## DATASET

***

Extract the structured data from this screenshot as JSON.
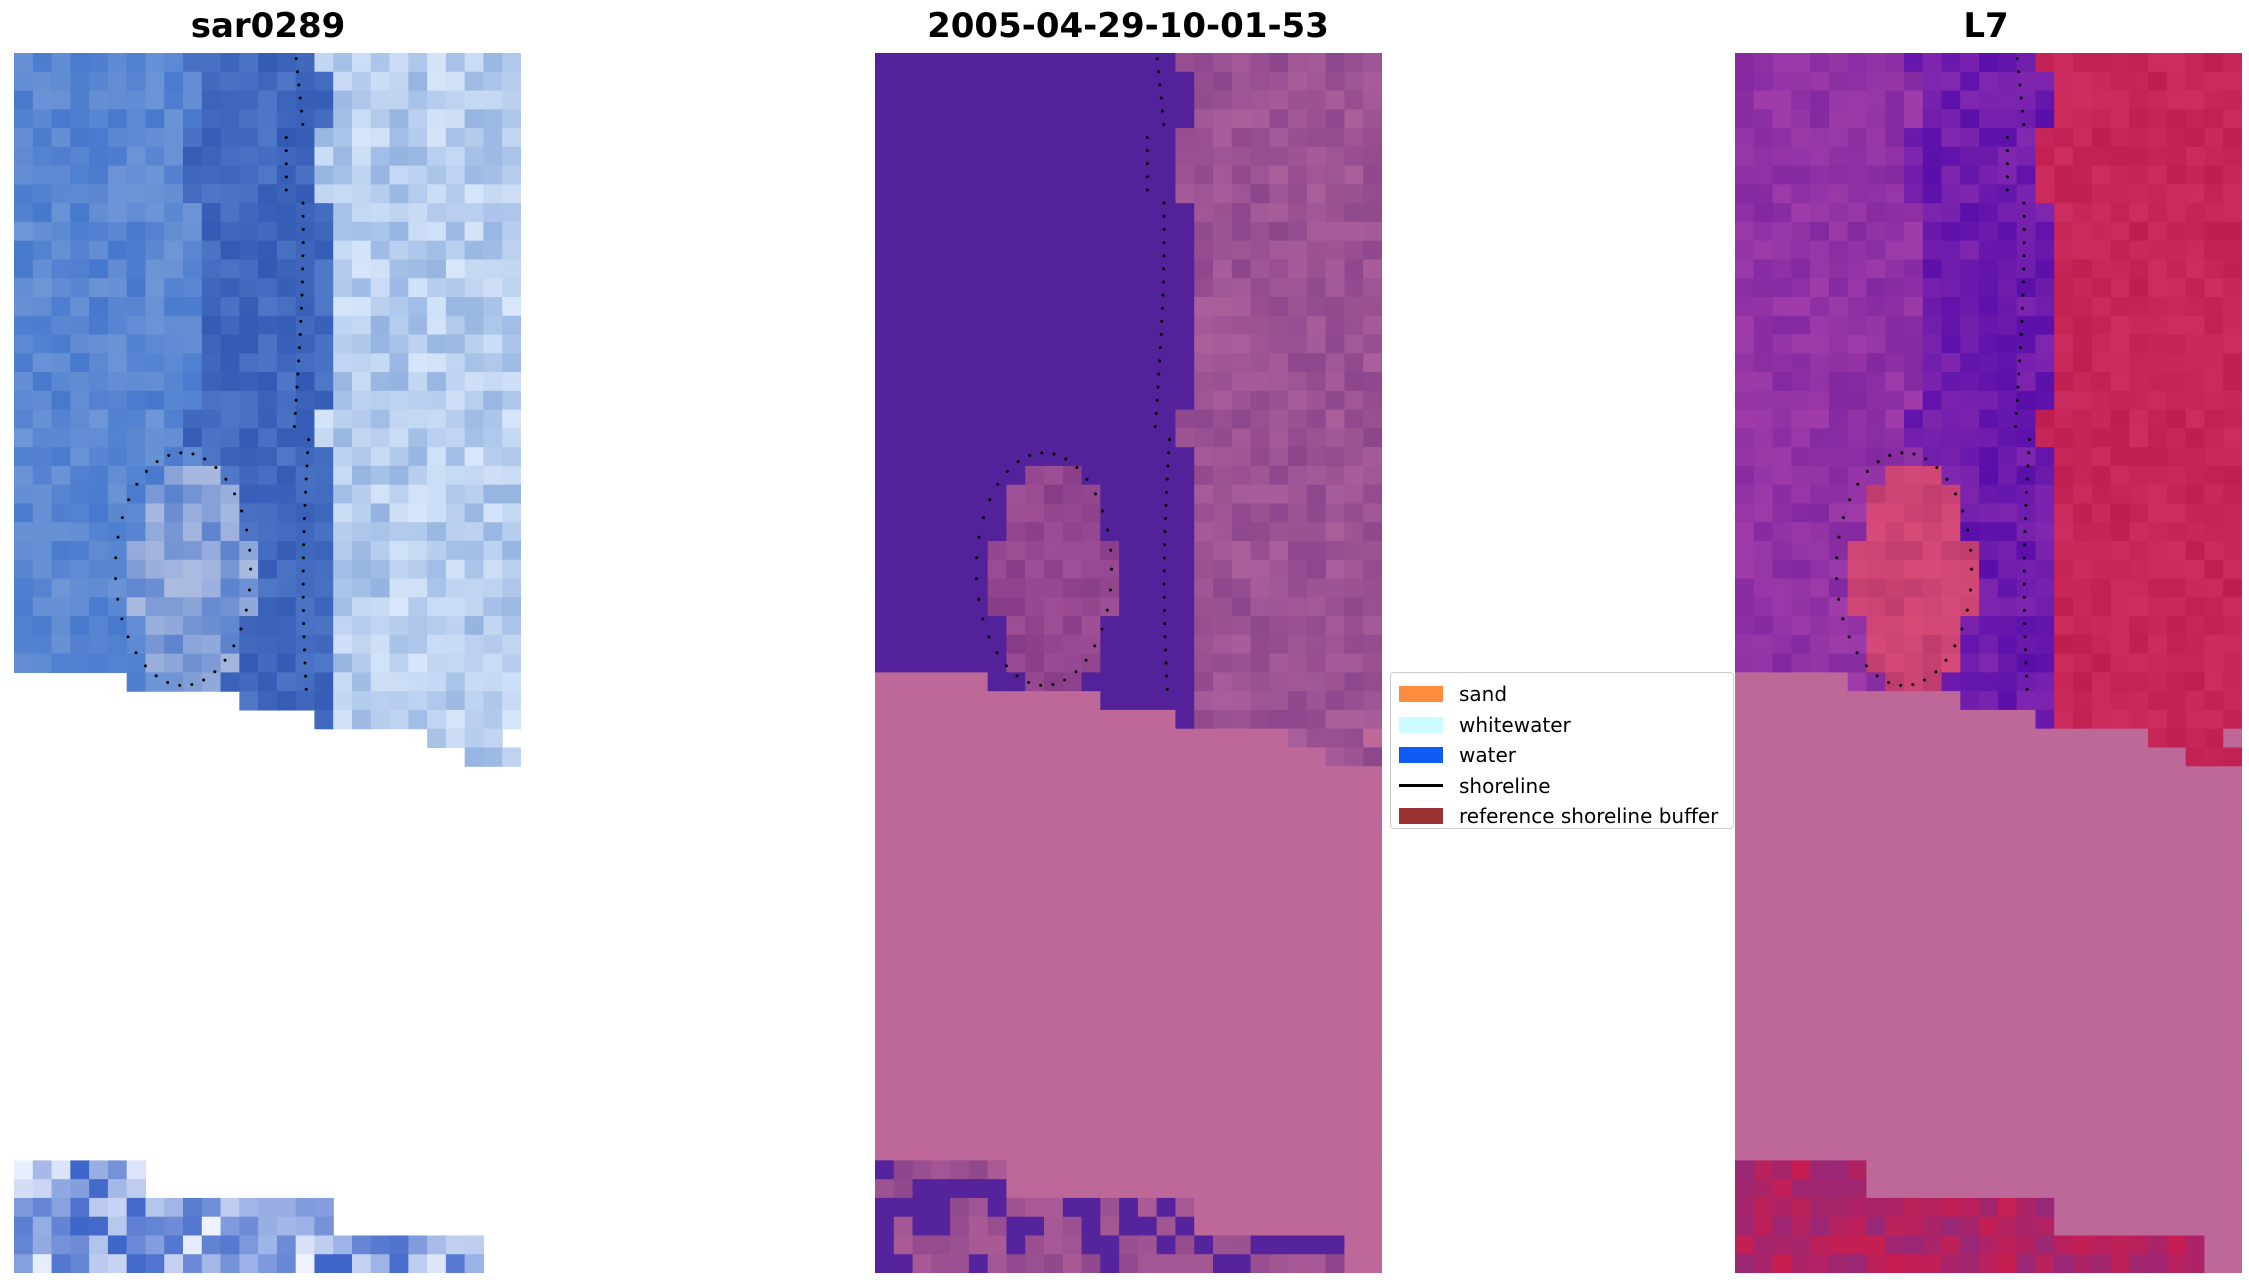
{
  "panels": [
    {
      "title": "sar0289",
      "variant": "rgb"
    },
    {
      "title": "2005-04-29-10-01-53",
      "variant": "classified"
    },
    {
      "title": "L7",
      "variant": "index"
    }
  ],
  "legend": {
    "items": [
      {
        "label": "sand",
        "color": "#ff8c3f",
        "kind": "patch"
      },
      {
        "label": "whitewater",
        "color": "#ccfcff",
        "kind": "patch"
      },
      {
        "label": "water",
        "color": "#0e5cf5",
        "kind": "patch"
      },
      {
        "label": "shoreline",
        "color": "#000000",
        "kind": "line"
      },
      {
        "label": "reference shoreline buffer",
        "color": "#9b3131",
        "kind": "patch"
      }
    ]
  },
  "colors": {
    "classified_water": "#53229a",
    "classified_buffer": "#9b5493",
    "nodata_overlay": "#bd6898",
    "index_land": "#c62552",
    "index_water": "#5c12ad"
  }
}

***

## EXERCISE DESCRIPTION
Return every line of the records exactly as given, pictures excluded.

## OUTPUT OF THE TASK
Extract the structured data from this screenshot as JSON.
{
  "panels": [
    {
      "title": "sar0289",
      "variant": "rgb"
    },
    {
      "title": "2005-04-29-10-01-53",
      "variant": "classified"
    },
    {
      "title": "L7",
      "variant": "index"
    }
  ],
  "legend": {
    "items": [
      {
        "label": "sand",
        "color": "#ff8c3f",
        "kind": "patch"
      },
      {
        "label": "whitewater",
        "color": "#ccfcff",
        "kind": "patch"
      },
      {
        "label": "water",
        "color": "#0e5cf5",
        "kind": "patch"
      },
      {
        "label": "shoreline",
        "color": "#000000",
        "kind": "line"
      },
      {
        "label": "reference shoreline buffer",
        "color": "#9b3131",
        "kind": "patch"
      }
    ]
  },
  "colors": {
    "classified_water": "#53229a",
    "classified_buffer": "#9b5493",
    "nodata_overlay": "#bd6898",
    "index_land": "#c62552",
    "index_water": "#5c12ad"
  }
}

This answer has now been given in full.